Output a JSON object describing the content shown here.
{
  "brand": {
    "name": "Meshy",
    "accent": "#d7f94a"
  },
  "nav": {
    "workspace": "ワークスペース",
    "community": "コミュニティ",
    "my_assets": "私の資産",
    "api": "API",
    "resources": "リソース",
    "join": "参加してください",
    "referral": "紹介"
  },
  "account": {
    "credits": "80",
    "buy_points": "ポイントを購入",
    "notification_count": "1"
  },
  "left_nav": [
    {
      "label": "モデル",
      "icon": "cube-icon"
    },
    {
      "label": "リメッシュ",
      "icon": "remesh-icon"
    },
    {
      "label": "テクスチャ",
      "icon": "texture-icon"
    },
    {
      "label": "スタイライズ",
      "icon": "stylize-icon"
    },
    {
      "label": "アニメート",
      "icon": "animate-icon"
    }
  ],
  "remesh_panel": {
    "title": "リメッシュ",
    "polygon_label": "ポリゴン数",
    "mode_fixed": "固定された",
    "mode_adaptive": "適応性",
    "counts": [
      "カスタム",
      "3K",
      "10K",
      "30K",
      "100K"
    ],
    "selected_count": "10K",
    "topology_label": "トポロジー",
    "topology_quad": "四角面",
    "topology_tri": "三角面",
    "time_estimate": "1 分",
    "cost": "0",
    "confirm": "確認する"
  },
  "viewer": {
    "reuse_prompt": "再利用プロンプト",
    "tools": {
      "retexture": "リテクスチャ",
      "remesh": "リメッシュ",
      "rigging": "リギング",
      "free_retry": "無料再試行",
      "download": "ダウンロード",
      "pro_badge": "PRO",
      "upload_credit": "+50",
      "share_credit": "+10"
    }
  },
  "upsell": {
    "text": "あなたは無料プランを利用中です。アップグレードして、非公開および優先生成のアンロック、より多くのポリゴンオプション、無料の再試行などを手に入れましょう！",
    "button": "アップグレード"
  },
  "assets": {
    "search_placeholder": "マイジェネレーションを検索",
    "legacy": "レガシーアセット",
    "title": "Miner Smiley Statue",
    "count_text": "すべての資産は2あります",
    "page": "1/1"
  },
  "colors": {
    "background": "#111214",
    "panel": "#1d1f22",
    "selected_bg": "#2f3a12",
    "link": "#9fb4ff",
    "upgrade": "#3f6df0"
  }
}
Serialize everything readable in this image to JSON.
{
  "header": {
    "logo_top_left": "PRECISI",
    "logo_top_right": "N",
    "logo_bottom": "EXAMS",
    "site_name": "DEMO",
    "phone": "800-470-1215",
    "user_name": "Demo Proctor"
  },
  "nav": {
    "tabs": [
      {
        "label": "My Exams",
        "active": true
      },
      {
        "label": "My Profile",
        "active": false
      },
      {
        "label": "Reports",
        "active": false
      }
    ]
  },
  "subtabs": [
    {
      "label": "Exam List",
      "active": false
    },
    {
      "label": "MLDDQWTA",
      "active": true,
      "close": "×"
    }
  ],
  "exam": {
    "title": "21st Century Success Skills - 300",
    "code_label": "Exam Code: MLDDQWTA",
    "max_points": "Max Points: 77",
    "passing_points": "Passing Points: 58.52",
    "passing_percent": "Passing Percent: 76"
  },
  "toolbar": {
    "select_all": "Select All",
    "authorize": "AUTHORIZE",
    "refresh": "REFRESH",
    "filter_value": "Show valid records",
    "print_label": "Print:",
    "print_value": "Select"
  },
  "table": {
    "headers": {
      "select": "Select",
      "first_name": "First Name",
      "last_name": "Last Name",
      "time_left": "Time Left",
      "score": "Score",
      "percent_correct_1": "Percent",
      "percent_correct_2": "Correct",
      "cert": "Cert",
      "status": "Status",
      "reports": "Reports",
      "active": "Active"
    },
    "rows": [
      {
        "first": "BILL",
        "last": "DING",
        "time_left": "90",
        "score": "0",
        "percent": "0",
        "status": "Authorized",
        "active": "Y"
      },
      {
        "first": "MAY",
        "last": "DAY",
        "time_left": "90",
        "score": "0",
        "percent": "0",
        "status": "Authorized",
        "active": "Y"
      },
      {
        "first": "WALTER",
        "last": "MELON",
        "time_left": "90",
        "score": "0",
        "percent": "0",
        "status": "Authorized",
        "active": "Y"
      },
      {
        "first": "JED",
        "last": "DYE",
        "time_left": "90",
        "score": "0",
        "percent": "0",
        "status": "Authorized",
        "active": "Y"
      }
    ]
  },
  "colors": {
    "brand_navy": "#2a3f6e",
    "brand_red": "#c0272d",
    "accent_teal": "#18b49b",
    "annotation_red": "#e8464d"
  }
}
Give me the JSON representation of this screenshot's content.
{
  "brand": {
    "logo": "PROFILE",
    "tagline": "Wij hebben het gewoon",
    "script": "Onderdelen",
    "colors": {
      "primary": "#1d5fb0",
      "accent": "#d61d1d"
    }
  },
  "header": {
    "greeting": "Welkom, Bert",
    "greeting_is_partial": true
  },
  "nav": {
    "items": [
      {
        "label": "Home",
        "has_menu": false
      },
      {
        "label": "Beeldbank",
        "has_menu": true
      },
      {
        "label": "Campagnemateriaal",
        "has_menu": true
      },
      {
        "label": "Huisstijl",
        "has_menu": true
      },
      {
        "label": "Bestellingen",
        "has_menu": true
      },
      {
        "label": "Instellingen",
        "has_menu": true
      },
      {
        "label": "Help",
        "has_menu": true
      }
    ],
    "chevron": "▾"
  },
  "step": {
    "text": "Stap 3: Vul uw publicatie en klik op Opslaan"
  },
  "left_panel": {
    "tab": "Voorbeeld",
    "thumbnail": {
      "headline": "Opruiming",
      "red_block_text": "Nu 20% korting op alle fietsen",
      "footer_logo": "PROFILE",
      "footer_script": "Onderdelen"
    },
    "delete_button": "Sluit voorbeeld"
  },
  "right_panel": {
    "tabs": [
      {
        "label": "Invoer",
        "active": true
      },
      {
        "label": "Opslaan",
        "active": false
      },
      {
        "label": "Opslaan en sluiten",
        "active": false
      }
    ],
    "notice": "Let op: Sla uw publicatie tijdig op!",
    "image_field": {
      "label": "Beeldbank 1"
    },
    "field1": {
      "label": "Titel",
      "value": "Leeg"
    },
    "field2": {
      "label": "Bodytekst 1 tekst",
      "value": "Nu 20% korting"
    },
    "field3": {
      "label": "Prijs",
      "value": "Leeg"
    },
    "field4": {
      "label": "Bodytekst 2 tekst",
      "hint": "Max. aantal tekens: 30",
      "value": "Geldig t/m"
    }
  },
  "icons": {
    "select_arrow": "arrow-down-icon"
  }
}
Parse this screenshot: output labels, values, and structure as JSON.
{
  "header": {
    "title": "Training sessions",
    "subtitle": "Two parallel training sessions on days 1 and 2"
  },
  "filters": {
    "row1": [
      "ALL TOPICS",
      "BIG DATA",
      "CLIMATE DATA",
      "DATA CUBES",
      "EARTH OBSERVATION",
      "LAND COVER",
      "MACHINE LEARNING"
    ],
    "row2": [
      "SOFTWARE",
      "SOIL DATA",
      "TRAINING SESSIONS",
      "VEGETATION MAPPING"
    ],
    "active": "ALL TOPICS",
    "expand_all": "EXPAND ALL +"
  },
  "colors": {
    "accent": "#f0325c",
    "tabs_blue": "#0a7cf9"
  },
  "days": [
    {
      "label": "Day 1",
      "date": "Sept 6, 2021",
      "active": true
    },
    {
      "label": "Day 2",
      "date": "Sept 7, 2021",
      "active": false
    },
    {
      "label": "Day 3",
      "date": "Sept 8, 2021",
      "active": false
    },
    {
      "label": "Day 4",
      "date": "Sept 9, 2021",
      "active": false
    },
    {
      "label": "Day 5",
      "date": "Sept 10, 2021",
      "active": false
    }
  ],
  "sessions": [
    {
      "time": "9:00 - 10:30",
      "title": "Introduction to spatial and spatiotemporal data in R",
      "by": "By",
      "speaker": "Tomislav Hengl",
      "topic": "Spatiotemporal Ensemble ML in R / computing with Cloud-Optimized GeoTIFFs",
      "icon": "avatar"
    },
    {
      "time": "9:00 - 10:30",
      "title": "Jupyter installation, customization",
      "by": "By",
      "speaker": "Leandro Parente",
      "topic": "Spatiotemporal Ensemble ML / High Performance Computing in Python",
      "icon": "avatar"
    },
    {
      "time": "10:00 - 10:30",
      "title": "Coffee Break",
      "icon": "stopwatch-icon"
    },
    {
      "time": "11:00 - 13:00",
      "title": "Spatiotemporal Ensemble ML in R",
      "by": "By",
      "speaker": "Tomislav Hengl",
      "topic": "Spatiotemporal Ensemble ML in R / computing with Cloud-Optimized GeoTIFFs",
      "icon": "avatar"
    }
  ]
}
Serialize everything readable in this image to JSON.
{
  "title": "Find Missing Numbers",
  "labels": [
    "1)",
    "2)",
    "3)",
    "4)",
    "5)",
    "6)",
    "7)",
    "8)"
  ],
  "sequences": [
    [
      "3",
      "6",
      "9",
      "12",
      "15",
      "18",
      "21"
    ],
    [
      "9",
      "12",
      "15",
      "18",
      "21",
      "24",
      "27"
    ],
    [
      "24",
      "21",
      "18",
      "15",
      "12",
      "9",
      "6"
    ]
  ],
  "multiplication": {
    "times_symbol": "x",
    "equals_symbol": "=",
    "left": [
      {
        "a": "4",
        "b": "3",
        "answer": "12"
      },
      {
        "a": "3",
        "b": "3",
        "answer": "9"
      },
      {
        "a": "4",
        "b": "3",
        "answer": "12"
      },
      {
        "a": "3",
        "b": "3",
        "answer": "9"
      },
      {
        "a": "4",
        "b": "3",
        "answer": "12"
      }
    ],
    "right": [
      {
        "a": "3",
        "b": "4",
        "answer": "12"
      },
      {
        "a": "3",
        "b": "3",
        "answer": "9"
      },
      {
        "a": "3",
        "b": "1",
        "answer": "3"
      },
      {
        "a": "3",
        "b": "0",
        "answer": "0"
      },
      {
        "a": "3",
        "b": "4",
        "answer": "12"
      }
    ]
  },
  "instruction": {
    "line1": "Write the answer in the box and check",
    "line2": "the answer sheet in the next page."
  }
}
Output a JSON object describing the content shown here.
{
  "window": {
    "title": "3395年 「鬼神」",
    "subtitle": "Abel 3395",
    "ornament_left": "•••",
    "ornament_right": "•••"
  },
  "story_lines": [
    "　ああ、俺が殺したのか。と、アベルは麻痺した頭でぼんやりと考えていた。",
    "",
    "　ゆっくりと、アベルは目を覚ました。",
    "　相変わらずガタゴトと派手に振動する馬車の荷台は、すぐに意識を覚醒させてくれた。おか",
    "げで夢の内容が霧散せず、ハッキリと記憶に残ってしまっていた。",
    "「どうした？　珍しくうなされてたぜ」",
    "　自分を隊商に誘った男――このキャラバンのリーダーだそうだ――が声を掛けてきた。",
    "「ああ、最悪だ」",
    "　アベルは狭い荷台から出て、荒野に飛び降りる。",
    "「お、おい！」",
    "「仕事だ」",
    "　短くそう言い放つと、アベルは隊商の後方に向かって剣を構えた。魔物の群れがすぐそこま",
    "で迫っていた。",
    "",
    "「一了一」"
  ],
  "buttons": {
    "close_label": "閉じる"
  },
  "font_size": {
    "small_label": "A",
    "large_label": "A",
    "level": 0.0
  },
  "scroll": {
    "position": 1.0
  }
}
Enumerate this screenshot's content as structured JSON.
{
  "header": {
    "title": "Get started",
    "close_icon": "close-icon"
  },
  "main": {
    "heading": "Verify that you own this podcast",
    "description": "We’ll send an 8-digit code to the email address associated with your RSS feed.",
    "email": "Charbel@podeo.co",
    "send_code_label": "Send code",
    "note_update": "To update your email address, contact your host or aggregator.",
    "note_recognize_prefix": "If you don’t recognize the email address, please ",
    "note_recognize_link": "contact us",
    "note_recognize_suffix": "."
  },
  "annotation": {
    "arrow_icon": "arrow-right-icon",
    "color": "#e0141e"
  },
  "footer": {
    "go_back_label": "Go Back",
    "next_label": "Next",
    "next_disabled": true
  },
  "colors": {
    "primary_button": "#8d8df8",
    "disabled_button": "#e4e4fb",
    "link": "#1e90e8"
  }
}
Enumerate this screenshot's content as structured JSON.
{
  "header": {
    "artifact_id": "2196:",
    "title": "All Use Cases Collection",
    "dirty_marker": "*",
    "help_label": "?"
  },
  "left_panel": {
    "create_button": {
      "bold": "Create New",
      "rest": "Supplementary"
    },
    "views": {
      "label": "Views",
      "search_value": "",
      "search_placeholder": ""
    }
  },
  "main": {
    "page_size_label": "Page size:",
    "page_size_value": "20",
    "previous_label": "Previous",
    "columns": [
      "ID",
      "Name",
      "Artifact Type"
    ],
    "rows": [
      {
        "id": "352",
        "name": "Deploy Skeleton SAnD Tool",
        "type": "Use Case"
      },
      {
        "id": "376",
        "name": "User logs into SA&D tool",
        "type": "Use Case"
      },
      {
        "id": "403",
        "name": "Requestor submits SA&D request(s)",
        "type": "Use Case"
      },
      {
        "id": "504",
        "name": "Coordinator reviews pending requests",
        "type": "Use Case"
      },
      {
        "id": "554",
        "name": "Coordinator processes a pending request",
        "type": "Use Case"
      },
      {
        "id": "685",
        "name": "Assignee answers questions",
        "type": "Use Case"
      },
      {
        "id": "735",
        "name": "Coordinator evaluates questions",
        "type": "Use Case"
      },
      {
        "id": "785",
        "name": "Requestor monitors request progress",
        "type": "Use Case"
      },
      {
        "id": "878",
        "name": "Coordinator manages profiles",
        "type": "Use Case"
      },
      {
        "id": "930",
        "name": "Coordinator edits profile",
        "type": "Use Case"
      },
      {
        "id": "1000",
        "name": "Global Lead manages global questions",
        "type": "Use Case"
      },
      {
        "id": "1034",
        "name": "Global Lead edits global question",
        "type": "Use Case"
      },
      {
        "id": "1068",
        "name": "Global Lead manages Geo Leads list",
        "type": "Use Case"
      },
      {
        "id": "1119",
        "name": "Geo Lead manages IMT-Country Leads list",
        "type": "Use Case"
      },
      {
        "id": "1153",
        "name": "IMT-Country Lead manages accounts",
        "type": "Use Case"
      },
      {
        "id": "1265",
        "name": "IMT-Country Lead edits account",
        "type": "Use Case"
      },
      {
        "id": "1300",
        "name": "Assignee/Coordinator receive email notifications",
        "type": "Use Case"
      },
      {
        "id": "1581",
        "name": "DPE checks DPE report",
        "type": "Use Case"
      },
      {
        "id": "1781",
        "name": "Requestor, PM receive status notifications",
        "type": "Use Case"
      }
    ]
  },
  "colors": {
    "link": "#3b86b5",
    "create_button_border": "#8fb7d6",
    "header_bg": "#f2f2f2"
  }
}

▶ [SHORT EXERCISE]:
In the entries above, identify each line that includes the string "Requestor", then copy it.

▶ [RIGHT ANSWER]:
        "name": "Requestor submits SA&D request(s)",
        "name": "Requestor monitors request progress",
        "name": "Requestor, PM receive status notifications",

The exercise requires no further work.